## Material for this exercise:
-*-

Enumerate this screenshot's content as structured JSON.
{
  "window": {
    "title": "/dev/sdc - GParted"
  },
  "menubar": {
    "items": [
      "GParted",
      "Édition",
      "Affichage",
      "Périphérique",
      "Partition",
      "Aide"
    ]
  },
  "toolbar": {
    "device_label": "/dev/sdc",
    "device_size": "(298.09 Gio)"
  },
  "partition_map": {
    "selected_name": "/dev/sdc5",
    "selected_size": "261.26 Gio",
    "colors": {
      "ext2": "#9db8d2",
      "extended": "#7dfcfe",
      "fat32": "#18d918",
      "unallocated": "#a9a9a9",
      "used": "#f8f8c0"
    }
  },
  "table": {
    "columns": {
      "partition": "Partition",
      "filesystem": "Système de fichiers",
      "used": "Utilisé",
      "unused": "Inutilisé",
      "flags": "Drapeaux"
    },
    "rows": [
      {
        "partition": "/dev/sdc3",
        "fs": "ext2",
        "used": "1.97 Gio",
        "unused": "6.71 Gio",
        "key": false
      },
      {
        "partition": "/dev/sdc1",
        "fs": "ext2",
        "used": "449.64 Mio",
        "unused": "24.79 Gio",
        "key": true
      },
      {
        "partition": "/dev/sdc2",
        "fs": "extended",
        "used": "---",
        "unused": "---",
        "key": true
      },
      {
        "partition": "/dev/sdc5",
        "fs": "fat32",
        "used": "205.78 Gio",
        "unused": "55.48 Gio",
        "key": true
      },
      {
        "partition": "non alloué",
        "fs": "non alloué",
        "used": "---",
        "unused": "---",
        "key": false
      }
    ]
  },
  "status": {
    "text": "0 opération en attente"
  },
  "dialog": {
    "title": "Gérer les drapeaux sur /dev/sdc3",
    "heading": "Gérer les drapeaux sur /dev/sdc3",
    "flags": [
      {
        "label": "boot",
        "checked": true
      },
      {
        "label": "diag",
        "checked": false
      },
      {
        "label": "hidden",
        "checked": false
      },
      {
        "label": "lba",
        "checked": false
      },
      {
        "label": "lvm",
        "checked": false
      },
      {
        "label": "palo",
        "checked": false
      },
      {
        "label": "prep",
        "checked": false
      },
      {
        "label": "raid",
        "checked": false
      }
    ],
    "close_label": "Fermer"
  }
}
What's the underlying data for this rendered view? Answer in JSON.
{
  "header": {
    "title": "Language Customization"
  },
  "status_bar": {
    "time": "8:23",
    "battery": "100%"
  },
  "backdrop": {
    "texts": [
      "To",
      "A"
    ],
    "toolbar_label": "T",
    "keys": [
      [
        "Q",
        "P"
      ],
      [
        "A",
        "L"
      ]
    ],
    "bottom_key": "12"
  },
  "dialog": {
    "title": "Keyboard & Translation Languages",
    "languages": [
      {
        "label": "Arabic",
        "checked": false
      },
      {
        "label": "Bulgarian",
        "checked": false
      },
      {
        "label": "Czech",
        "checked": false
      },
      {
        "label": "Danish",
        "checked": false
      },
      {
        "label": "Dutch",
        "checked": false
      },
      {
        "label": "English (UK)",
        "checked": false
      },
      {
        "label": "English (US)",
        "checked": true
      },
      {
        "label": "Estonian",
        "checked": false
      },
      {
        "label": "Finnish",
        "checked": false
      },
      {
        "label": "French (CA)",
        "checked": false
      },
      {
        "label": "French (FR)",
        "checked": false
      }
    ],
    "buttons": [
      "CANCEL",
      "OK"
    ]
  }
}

-*-

## Exercise description:
Review the material and copy each line in which the word "Gérer" appears.

## In response:
    "title": "Gérer les drapeaux sur /dev/sdc3",
    "heading": "Gérer les drapeaux sur /dev/sdc3",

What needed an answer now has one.